:: GIVEN PROBLEM ::
Reproduce verbatim the lines from the one containing "language-row bbox=[32, 337, 351, 359]" through the one containing "skill-item bbox=[427, 158, 1240, 185]", both included.

:: EXERCISE INPUTS ::
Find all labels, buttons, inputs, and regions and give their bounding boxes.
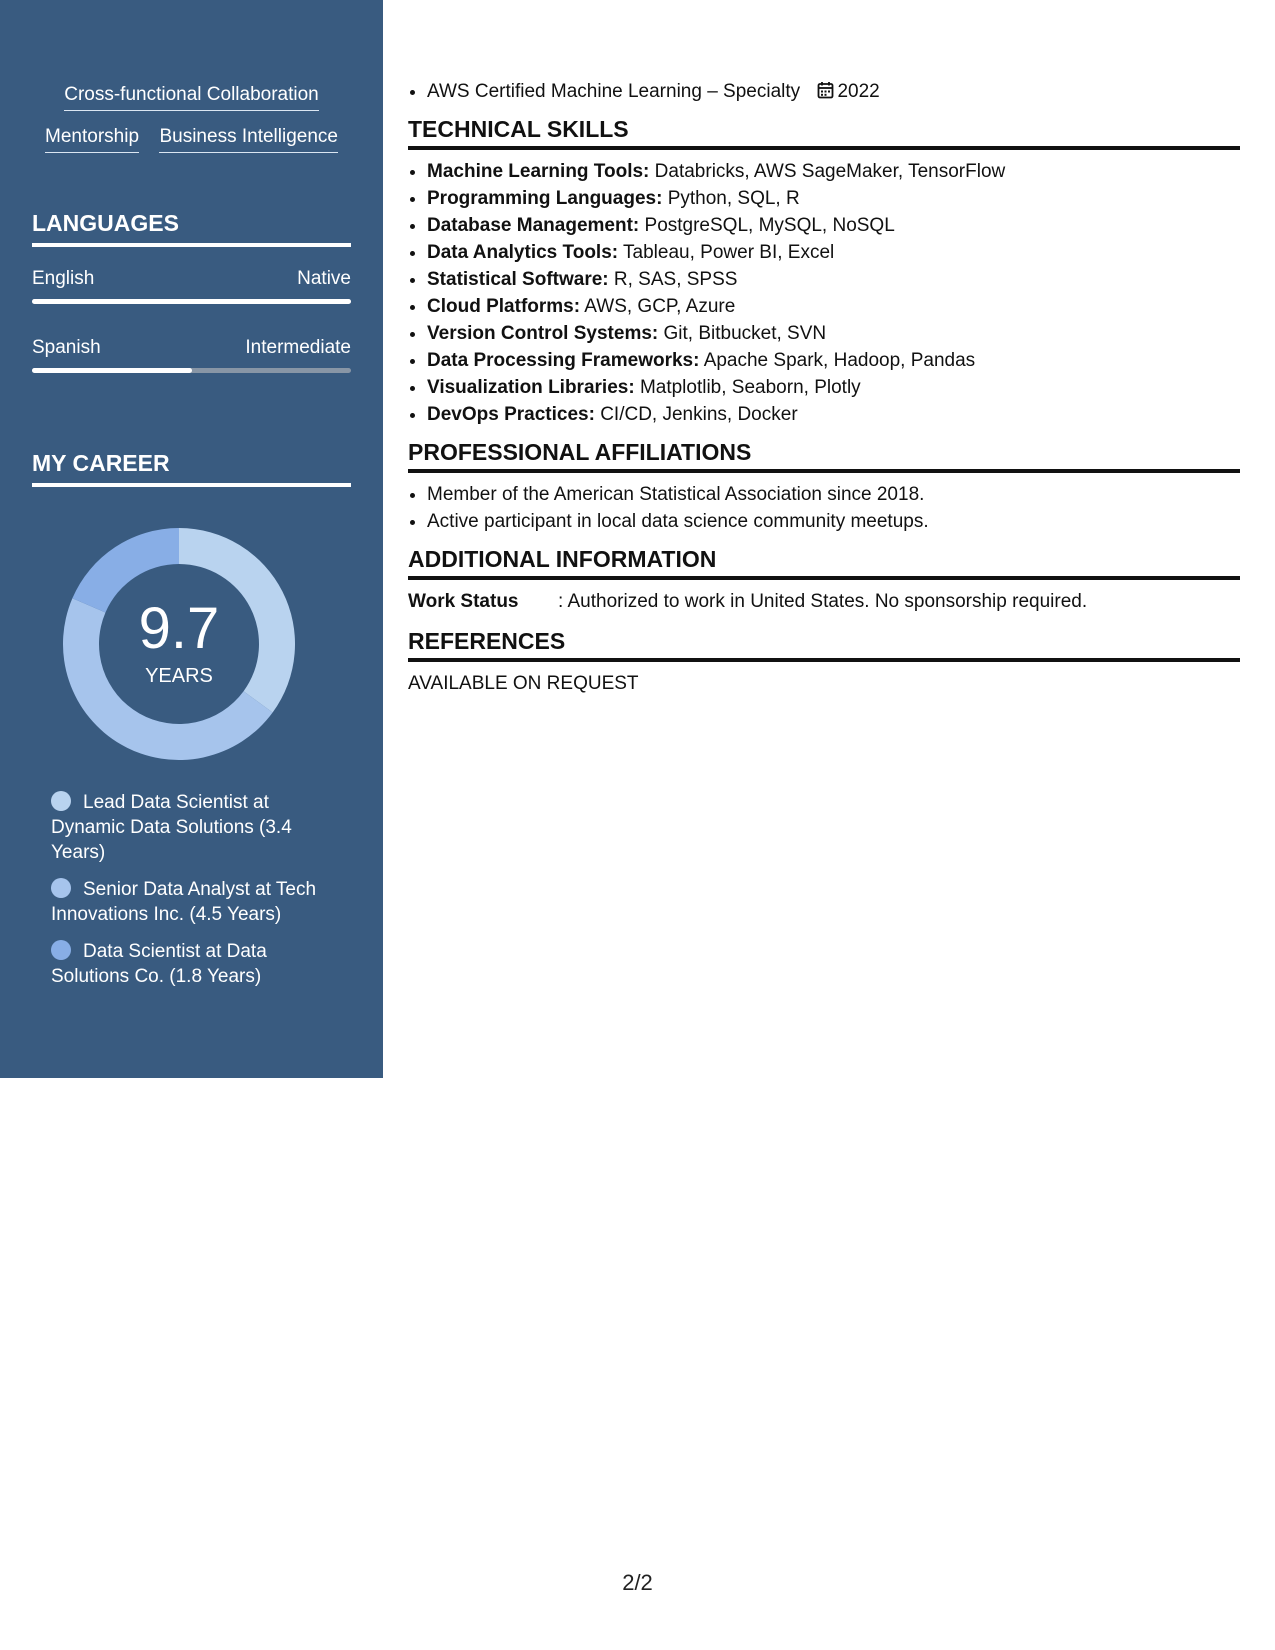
language-row bbox=[32, 337, 351, 359]
page-number: 2/2 bbox=[622, 1570, 653, 1595]
skill-label: Cloud Platforms: bbox=[427, 296, 581, 317]
tag-row bbox=[0, 84, 383, 111]
skill-label: Data Processing Frameworks: bbox=[427, 350, 700, 371]
skill-item bbox=[427, 158, 1240, 185]
skill-item bbox=[427, 347, 1240, 374]
career-item bbox=[51, 877, 326, 927]
career-legend bbox=[51, 790, 326, 1001]
skill-tag: Cross-functional Collaboration bbox=[64, 84, 319, 111]
language-name: English bbox=[32, 268, 95, 289]
work-status-value: : Authorized to work in United States. No sponsorship required. bbox=[558, 591, 1088, 612]
skill-item bbox=[427, 374, 1240, 401]
calendar-icon bbox=[817, 81, 834, 99]
skill-label: DevOps Practices: bbox=[427, 404, 595, 425]
tag-row bbox=[0, 126, 383, 153]
language-bar-fill bbox=[32, 368, 192, 373]
main-content bbox=[408, 78, 1240, 697]
language-bar-fill bbox=[32, 299, 351, 304]
career-item bbox=[51, 939, 326, 989]
affiliations-list bbox=[408, 481, 1240, 535]
career-total-years: 9.7 bbox=[138, 596, 220, 661]
certification-item bbox=[427, 78, 1240, 105]
language-bar bbox=[32, 368, 351, 373]
technical-skills-title: TECHNICAL SKILLS bbox=[408, 115, 1240, 150]
skill-value: CI/CD, Jenkins, Docker bbox=[600, 404, 798, 425]
skill-item bbox=[427, 185, 1240, 212]
skill-label: Version Control Systems: bbox=[427, 323, 659, 344]
skill-item bbox=[427, 320, 1240, 347]
skill-label: Statistical Software: bbox=[427, 269, 609, 290]
skill-label: Data Analytics Tools: bbox=[427, 242, 619, 263]
career-heading: MY CAREER bbox=[32, 450, 351, 487]
work-status-label: Work Status bbox=[408, 591, 519, 612]
references-value: AVAILABLE ON REQUEST bbox=[408, 673, 639, 694]
skill-label: Programming Languages: bbox=[427, 188, 663, 209]
skill-value: R, SAS, SPSS bbox=[613, 269, 738, 290]
skill-item bbox=[427, 401, 1240, 428]
sidebar bbox=[0, 0, 383, 1078]
languages-heading: LANGUAGES bbox=[32, 210, 351, 247]
additional-info-title: ADDITIONAL INFORMATION bbox=[408, 545, 1240, 580]
legend-dot-icon bbox=[51, 940, 71, 960]
certification-name: AWS Certified Machine Learning – Specialty bbox=[427, 81, 801, 102]
career-text: Data Scientist at Data Solutions Co. (1.8 Years) bbox=[51, 941, 267, 987]
skill-value: Git, Bitbucket, SVN bbox=[663, 323, 827, 344]
skill-item bbox=[427, 266, 1240, 293]
skill-value: Databricks, AWS SageMaker, TensorFlow bbox=[654, 161, 1006, 182]
skill-tag: Business Intelligence bbox=[159, 126, 338, 153]
affiliation-item: • Active participant in local data science community meetups. bbox=[427, 508, 1240, 535]
legend-dot-icon bbox=[51, 878, 71, 898]
skill-tags bbox=[0, 84, 383, 168]
skill-item bbox=[427, 212, 1240, 239]
skill-value: AWS, GCP, Azure bbox=[584, 296, 736, 317]
language-row bbox=[32, 268, 351, 290]
career-years-label: YEARS bbox=[145, 665, 213, 687]
skill-label: Visualization Libraries: bbox=[427, 377, 635, 398]
career-text: Lead Data Scientist at Dynamic Data Solutions (3.4 Years) bbox=[51, 792, 292, 863]
affiliation-item: • Member of the American Statistical Association since 2018. bbox=[427, 481, 1240, 508]
affiliations-title: PROFESSIONAL AFFILIATIONS bbox=[408, 438, 1240, 473]
skill-item bbox=[427, 239, 1240, 266]
skill-value: Tableau, Power BI, Excel bbox=[623, 242, 835, 263]
skill-value: Apache Spark, Hadoop, Pandas bbox=[703, 350, 976, 371]
language-level: Intermediate bbox=[245, 337, 351, 358]
skill-value: Python, SQL, R bbox=[667, 188, 800, 209]
skill-label: Machine Learning Tools: bbox=[427, 161, 650, 182]
language-bar bbox=[32, 299, 351, 304]
legend-dot-icon bbox=[51, 791, 71, 811]
skill-value: PostgreSQL, MySQL, NoSQL bbox=[644, 215, 895, 236]
skill-item bbox=[427, 293, 1240, 320]
skill-value: Matplotlib, Seaborn, Plotly bbox=[639, 377, 861, 398]
certification-year: 2022 bbox=[837, 81, 880, 102]
work-status-row bbox=[408, 588, 1240, 615]
skill-label: Database Management: bbox=[427, 215, 640, 236]
certification-list bbox=[408, 78, 1240, 105]
skill-tag: Mentorship bbox=[45, 126, 139, 153]
technical-skills-list bbox=[408, 158, 1240, 428]
career-item bbox=[51, 790, 326, 865]
language-name: Spanish bbox=[32, 337, 101, 358]
language-level: Native bbox=[297, 268, 351, 289]
career-text: Senior Data Analyst at Tech Innovations Inc. (4.5 Years) bbox=[51, 879, 317, 925]
references-title: REFERENCES bbox=[408, 627, 1240, 662]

:: RESULT OF THIS EXERCISE ::
language-row bbox=[32, 337, 351, 359]
page-number: 2/2 bbox=[622, 1570, 653, 1595]
skill-label: Cloud Platforms: bbox=[427, 296, 581, 317]
tag-row bbox=[0, 84, 383, 111]
skill-label: Data Processing Frameworks: bbox=[427, 350, 700, 371]
skill-item bbox=[427, 158, 1240, 185]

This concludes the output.